Lee Badgett – The Reinvigorated State of LGBT* Activism in Post-Election America

Search

Loading...

News

Fellows

Jul 03, 2017
by Nicole Bogart
Lee Badgett – The Reinvigorated State of LGBT* Activism in Post-Election America

Professor of economics at the University of Massachusetts Amherst discusses how U.S. LGBT* activists continue to push for equality in the face of a new administration

Lee Badgett, professor of economics at the University of Massachusetts Amherst

Discussing the notion of “home” wasn’t a topic Lee Badgett, professor of economics at the University of Massachusetts Amherst, paid much mind to prior to the 2016 presidential election, which saw President Donald Trump elected. Yet when faced with the question “What is home?” during the fifth gathering of the Salzburg Global LGBT Forum – Home: Safety, Wellness, and Belonging – Badgett says she found a defiant answer in this changing political landscape.

“We started thinking what if the worst happened? What is the wave of ugliness and hatred that seemed to be going on across the country? What if that built into something that looks more like what we saw in the 30’s and 40’s in Germany? So my wife said maybe we should think about moving,” says Badgett.

“As we talked about it, the more adamant I was that [I wasn’t] going to move. This is my home. Maybe that is my definition of home – it’s the place I feel like they can’t kick me out of.”

Despite controversy over the Trump administration’s stance on LGBT* rights, Badgett says activists within the community have found more motivation to stay on task and keep moving toward equality.

“To go from having a president who was very supportive and did his best to facilitate making our rights real, we now have a congress and a president who don’t seem to care,” she says. “At the same time, activists of many kinds have been invigorated rather than intimidated. That gives me hope that we will be able to weather whatever happens. If it means holding on to our rights or pushing harder to extend them, one way or another it will happen.”

Badgett’s current research topics include LGBT* poverty and employment discrimination. She is currently writing a new book examining the economic case for LGBT* equality, while her past research debunked the myth of gay affluence and examined the positive experience regarding marriage equality for same-sex couples in the U.S. and Europe.

--- Record set ---
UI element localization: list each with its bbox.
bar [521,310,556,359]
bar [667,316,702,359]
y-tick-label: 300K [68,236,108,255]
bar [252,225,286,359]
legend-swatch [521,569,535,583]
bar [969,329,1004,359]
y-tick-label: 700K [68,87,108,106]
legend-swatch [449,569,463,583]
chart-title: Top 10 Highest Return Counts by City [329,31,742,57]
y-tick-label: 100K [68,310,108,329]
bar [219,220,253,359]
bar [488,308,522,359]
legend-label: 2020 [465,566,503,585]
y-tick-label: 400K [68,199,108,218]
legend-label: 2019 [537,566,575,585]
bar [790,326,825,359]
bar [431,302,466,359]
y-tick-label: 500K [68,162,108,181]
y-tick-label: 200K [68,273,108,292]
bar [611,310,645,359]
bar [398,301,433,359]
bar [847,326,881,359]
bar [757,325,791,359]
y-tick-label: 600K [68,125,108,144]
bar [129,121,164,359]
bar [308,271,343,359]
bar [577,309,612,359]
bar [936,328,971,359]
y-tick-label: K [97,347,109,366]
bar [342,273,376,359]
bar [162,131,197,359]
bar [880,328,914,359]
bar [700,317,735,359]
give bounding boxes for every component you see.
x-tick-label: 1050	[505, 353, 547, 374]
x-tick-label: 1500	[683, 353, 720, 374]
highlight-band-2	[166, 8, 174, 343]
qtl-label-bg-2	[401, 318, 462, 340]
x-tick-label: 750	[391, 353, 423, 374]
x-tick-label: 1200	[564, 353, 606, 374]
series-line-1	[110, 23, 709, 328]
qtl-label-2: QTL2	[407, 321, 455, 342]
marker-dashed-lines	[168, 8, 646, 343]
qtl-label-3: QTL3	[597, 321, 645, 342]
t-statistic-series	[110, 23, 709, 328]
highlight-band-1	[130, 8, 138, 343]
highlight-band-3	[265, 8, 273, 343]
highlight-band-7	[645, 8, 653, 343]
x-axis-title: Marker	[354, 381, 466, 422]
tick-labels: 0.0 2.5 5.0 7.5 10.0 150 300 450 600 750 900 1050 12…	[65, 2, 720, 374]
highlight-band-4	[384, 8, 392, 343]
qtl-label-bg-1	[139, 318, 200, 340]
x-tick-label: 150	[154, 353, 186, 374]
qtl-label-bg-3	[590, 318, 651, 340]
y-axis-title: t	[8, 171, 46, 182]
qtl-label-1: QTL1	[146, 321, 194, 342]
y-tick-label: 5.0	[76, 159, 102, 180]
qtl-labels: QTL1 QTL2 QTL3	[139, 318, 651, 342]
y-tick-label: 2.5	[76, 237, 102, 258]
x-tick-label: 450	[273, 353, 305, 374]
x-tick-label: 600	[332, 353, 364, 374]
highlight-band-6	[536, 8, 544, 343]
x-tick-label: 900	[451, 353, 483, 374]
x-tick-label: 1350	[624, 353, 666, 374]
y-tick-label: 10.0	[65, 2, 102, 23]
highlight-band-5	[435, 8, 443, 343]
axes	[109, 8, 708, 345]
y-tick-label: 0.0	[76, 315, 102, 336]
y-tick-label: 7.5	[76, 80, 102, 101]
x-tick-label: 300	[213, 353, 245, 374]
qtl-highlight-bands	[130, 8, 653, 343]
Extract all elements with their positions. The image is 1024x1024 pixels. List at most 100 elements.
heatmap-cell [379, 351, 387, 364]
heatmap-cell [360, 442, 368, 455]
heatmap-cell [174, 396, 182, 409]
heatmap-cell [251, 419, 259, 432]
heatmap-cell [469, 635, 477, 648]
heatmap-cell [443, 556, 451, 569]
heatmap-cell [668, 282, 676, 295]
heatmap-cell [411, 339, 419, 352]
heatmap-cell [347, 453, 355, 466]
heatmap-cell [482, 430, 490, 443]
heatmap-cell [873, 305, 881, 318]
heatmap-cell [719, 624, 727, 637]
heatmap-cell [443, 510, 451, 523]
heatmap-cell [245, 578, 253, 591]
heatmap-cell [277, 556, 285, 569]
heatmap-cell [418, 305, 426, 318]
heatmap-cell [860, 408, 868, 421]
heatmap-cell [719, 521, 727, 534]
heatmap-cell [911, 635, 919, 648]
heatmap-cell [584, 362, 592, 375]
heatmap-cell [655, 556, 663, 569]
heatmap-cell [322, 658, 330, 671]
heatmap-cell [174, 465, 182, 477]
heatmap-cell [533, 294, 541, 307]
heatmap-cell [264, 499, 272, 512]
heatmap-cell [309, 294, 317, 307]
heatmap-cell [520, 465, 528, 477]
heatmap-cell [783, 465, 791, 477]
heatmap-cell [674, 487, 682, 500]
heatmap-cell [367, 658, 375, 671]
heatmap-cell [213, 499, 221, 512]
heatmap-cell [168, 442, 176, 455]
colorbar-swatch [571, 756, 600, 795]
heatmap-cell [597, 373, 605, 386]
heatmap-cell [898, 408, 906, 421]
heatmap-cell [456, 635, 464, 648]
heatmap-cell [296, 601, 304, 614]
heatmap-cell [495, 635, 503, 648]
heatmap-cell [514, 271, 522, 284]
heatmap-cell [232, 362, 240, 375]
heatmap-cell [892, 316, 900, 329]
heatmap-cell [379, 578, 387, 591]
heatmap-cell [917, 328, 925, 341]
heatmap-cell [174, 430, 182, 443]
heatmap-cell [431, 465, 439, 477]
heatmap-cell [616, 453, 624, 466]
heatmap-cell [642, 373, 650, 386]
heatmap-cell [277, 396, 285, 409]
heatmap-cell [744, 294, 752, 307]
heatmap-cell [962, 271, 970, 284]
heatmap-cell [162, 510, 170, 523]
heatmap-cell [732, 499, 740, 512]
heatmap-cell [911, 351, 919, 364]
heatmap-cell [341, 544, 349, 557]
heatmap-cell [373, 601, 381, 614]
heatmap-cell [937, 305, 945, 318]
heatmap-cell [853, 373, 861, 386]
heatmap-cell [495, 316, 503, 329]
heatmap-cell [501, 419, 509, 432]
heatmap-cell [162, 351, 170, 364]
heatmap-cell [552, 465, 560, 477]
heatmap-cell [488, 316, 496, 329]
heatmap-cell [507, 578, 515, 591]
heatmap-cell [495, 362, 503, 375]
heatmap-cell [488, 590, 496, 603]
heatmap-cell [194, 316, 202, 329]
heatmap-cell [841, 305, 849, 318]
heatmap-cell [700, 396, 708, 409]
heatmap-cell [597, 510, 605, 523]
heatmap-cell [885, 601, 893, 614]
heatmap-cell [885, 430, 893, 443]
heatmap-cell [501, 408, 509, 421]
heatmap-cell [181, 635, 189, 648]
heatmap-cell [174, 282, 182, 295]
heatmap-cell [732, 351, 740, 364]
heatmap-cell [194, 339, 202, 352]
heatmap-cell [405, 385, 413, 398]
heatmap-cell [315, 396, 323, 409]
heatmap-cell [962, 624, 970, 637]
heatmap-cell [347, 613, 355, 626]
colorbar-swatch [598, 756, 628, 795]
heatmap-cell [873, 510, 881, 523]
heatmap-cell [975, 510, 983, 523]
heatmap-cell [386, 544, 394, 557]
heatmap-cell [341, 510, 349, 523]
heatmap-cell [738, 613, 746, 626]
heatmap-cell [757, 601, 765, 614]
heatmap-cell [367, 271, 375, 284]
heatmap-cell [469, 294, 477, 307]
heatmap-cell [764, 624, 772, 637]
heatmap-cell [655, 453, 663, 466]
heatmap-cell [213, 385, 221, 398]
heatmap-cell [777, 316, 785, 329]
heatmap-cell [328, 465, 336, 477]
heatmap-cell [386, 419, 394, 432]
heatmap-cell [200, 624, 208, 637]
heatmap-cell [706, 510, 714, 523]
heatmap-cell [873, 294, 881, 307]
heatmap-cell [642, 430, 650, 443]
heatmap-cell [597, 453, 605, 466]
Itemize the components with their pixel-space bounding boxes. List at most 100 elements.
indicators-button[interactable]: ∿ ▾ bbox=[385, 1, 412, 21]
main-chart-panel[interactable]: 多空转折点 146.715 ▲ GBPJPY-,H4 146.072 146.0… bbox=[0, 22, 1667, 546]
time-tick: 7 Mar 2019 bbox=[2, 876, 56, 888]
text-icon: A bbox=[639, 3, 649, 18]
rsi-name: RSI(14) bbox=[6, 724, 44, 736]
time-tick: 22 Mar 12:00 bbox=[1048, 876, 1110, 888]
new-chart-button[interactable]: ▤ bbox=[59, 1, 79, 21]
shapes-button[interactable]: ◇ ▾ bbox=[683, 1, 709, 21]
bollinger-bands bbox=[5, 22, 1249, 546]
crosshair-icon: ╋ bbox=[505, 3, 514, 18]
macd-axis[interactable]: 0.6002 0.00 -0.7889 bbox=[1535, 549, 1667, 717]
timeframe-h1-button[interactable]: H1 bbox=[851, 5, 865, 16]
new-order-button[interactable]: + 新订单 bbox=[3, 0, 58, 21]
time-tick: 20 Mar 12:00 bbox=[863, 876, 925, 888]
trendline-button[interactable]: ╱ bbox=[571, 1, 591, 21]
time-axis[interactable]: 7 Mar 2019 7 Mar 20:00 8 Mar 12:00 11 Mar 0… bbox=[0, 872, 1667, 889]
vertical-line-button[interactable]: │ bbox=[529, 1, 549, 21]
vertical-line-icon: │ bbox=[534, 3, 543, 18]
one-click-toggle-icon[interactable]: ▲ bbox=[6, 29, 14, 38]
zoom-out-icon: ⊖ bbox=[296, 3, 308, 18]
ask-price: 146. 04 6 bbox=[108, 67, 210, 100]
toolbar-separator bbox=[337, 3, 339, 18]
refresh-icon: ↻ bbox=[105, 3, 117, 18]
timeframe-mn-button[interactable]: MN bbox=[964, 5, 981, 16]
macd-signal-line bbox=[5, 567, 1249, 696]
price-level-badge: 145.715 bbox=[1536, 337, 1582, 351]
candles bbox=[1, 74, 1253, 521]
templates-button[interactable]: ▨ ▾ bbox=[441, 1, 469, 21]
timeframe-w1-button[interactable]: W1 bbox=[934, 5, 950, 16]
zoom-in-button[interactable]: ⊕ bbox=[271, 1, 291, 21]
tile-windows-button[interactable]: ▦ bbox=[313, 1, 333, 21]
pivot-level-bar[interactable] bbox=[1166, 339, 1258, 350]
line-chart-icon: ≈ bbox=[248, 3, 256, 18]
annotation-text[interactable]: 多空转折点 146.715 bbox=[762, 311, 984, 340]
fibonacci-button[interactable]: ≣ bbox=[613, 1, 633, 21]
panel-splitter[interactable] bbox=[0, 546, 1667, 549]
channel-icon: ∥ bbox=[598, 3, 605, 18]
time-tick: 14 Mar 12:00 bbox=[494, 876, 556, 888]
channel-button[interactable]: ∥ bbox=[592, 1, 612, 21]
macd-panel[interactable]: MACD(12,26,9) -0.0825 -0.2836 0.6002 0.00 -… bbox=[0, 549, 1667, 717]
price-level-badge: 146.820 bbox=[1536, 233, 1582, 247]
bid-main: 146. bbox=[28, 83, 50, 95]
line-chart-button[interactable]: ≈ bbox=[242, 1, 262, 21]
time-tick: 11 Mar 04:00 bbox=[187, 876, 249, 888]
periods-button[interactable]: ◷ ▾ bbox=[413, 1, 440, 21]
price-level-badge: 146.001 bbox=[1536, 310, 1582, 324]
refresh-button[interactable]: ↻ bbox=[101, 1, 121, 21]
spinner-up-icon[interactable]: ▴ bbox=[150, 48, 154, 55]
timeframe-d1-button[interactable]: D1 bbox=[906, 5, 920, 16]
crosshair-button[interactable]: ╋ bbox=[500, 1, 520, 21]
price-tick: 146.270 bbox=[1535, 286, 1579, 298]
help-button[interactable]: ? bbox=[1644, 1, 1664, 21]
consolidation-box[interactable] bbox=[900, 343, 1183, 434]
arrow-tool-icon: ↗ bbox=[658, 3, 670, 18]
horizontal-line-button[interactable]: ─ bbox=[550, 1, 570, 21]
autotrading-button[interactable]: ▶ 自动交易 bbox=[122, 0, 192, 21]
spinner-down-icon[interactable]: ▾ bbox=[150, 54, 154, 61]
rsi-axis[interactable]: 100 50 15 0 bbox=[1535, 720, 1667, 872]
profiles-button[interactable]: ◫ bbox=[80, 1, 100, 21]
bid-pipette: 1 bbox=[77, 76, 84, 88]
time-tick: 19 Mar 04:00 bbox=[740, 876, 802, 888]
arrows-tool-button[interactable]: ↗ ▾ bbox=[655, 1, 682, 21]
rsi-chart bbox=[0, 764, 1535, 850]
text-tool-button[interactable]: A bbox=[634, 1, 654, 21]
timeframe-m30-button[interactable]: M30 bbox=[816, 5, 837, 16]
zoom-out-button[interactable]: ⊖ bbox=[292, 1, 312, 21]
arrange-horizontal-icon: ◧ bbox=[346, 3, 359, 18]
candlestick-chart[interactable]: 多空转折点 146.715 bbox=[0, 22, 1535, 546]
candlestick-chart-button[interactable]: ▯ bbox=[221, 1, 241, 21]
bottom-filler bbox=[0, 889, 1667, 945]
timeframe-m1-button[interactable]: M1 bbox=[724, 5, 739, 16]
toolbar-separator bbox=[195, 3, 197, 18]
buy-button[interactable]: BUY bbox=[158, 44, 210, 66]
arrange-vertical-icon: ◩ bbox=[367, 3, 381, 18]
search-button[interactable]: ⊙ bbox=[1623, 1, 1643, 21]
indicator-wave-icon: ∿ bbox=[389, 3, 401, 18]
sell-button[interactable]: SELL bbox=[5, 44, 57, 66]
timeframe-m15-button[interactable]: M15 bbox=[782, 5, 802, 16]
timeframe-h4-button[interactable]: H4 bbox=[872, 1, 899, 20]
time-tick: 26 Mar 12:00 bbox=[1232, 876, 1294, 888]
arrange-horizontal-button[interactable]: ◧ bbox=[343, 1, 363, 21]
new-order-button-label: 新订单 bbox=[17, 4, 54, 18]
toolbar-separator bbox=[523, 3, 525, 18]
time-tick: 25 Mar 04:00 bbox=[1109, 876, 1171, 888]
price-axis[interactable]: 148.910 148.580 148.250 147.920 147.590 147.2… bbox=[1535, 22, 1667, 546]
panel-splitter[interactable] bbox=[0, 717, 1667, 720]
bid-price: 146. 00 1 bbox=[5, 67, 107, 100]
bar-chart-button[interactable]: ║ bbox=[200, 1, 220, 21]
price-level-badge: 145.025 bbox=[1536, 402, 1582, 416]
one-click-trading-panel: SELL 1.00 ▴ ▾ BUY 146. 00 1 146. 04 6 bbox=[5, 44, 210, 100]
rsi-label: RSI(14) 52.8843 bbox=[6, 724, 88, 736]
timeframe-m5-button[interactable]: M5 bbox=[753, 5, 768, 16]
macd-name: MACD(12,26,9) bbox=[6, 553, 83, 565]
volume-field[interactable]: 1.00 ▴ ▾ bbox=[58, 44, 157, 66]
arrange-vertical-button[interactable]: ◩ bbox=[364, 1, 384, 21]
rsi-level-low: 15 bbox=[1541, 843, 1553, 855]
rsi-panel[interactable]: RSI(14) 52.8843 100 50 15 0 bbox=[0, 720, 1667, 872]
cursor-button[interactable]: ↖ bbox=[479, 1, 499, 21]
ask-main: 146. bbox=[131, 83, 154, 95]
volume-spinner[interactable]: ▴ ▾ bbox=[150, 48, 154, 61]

--- Stated task ---
Quote the part of the Lee Badgett article that starts at "Jul 03, 2017" and ends at "changing political landscape.", copying it word for word.

--- Answer ---
Jul 03, 2017
by Nicole Bogart
Lee Badgett – The Reinvigorated State of LGBT* Activism in Post-Election America

Professor of economics at the University of Massachusetts Amherst discusses how U.S. LGBT* activists continue to push for equality in the face of a new administration

Lee Badgett, professor of economics at the University of Massachusetts Amherst

Discussing the notion of “home” wasn’t a topic Lee Badgett, professor of economics at the University of Massachusetts Amherst, paid much mind to prior to the 2016 presidential election, which saw President Donald Trump elected. Yet when faced with the question “What is home?” during the fifth gathering of the Salzburg Global LGBT Forum – Home: Safety, Wellness, and Belonging – Badgett says she found a defiant answer in this changing political landscape.